● Stored data
++++++++++++++++++++
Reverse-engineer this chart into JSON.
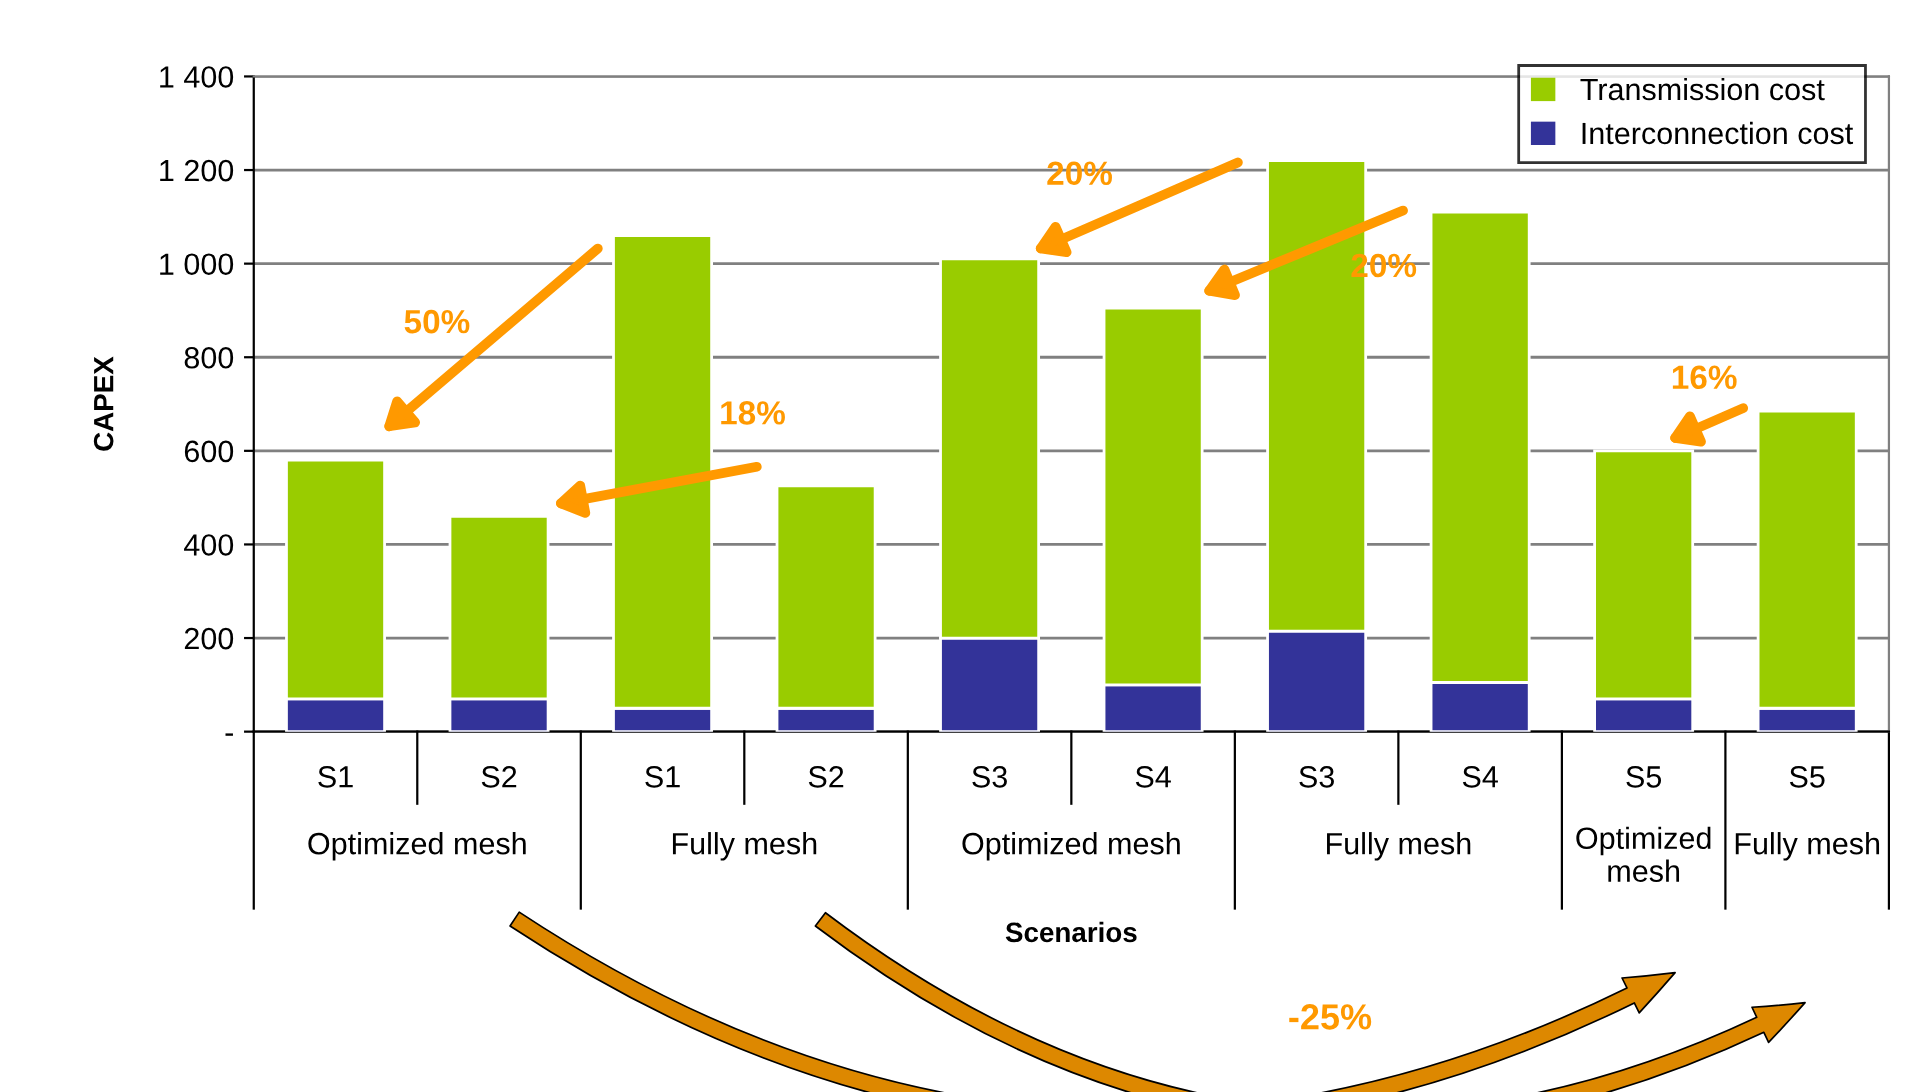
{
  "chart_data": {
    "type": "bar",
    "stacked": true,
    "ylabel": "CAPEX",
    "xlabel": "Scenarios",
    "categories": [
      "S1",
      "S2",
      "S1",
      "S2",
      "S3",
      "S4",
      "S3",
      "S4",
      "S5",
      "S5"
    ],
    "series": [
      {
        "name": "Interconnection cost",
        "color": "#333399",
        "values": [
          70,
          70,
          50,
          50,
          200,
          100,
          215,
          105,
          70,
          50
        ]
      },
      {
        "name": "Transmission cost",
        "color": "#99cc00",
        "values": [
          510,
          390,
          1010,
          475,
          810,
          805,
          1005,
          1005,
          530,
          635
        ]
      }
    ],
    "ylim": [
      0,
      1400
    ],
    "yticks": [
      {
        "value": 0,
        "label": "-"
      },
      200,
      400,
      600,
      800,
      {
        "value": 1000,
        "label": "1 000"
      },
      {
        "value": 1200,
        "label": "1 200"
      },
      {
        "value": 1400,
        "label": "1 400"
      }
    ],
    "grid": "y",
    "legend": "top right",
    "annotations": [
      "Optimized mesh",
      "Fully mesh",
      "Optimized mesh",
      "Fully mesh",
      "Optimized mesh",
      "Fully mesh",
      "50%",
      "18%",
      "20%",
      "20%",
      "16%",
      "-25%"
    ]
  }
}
++++++++++++++++++++
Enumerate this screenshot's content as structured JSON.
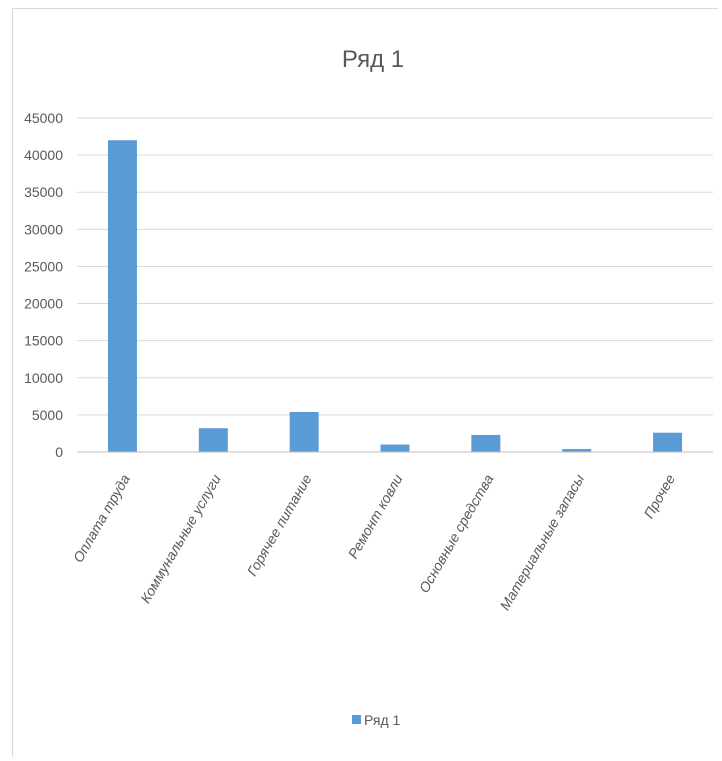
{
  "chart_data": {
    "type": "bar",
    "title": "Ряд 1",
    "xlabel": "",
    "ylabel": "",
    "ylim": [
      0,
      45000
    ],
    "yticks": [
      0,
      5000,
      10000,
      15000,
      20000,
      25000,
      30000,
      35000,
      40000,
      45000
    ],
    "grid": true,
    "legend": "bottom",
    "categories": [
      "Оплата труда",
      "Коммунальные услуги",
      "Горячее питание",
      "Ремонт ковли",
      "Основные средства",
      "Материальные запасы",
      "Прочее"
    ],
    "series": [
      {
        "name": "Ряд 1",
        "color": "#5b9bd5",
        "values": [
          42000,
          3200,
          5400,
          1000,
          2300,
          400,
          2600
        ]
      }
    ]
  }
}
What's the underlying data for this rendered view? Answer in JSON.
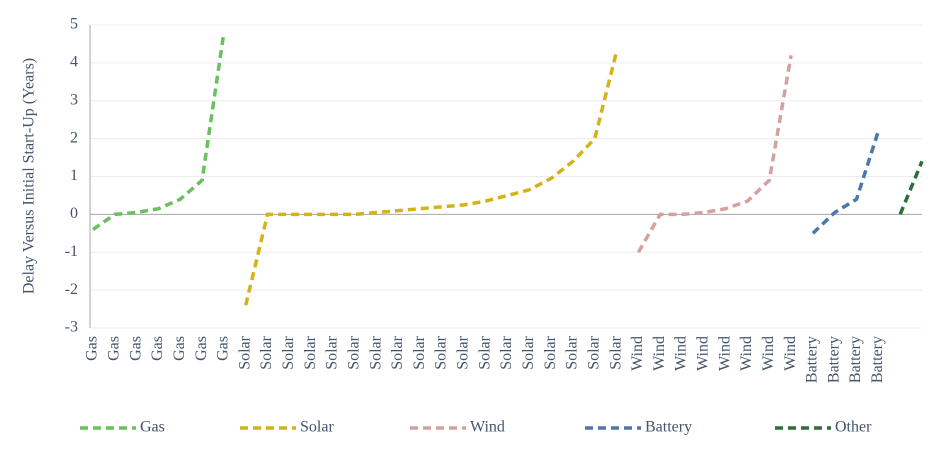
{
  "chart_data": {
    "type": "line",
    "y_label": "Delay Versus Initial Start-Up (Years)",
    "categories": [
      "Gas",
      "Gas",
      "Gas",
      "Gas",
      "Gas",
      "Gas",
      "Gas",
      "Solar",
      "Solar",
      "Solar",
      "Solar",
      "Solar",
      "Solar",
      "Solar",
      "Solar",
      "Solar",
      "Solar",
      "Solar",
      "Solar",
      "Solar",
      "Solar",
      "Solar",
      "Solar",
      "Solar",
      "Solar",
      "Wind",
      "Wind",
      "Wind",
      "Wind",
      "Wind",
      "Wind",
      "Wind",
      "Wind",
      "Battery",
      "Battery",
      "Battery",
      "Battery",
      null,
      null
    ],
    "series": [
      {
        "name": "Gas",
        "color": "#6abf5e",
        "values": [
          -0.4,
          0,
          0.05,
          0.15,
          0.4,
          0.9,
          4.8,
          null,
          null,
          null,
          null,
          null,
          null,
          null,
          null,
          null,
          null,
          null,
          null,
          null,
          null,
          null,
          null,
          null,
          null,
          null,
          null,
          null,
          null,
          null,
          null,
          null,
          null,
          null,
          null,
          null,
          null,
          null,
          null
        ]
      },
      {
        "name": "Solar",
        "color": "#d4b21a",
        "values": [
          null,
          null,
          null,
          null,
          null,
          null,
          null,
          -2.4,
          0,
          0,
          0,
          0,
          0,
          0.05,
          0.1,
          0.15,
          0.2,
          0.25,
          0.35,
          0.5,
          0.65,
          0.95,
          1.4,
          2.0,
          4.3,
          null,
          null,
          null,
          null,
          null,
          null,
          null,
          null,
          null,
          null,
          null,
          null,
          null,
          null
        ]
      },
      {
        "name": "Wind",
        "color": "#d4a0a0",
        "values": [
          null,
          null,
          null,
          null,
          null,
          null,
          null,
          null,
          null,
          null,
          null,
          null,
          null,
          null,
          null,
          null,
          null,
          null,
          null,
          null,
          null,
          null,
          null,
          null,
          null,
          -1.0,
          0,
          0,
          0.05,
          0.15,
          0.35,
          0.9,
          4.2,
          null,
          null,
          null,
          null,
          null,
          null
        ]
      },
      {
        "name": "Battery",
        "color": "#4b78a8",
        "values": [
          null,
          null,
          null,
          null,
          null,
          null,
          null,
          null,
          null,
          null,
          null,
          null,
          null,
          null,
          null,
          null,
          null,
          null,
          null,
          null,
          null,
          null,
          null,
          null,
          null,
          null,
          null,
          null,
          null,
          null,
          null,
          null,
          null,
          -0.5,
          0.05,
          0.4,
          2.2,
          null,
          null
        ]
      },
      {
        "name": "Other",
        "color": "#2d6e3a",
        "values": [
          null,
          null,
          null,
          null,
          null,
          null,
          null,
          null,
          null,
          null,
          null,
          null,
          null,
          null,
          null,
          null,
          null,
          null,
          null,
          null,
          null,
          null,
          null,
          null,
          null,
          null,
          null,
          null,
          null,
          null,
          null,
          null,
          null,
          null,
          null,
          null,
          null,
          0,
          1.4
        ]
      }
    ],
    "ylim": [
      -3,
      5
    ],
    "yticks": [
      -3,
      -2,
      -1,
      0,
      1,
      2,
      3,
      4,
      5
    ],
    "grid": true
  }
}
++++++++++++++++++++
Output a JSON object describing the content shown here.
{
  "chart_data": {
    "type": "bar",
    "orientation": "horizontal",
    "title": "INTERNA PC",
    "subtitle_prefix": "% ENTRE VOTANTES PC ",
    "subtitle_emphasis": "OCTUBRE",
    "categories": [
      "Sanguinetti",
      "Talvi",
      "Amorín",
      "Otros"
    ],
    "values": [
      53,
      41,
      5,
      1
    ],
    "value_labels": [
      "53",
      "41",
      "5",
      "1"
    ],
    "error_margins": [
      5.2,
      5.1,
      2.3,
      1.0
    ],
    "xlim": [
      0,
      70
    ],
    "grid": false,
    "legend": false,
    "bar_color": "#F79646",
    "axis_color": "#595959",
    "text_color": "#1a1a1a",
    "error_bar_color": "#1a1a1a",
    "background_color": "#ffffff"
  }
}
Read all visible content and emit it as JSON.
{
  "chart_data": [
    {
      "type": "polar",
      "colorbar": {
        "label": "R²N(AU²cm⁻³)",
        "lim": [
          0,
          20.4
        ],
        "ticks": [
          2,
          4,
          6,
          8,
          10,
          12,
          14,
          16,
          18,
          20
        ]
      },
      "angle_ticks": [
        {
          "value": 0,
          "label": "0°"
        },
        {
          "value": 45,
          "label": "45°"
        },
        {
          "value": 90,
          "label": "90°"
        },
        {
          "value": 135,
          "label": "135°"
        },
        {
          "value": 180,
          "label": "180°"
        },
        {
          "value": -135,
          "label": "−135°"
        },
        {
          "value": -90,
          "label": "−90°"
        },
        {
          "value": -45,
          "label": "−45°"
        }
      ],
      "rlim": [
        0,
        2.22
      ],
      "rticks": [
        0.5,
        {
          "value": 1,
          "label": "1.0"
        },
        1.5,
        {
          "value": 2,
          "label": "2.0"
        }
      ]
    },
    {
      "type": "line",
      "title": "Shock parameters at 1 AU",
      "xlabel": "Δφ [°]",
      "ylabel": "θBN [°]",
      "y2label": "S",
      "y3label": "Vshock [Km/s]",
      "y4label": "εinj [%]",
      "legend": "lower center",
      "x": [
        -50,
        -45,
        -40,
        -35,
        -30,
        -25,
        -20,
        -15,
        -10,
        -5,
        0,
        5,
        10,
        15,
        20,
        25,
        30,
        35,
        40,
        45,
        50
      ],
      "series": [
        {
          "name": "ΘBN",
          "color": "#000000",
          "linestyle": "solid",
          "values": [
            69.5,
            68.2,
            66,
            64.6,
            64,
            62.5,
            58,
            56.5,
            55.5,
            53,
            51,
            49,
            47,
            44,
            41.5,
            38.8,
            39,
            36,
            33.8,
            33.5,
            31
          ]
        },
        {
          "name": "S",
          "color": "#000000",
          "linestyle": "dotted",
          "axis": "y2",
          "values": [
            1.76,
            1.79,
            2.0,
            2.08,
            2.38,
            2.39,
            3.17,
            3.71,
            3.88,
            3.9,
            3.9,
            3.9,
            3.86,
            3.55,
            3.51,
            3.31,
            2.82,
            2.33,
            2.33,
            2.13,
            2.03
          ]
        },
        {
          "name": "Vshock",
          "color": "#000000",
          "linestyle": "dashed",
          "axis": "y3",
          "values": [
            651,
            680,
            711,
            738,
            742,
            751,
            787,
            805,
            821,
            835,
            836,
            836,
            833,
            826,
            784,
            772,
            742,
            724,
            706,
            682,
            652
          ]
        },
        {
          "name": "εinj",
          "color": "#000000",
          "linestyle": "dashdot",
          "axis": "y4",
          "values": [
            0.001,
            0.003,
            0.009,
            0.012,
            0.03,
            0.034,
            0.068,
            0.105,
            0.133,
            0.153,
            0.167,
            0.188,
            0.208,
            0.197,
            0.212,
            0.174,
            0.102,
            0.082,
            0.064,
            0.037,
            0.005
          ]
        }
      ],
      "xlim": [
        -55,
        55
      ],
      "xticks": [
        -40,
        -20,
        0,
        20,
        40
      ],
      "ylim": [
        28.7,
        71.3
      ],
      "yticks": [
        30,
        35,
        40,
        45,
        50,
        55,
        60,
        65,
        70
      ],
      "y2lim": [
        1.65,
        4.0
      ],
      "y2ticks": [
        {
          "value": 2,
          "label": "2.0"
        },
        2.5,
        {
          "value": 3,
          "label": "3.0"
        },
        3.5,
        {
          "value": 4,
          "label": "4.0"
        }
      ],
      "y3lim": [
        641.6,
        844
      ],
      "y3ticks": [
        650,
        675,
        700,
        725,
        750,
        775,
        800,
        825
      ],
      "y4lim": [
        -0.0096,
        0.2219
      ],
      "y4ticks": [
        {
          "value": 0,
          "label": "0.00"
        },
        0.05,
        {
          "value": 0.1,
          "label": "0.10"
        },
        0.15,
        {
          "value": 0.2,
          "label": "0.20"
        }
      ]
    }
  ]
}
++++++++++++++++++++
● Exercise task
Report each line in the preceding entries that holds the string "content".

● Task solution
Enumerate this screenshot's content as structured JSON.
Output a JSON object describing the content shown here.
Read all visible content and emit it as JSON.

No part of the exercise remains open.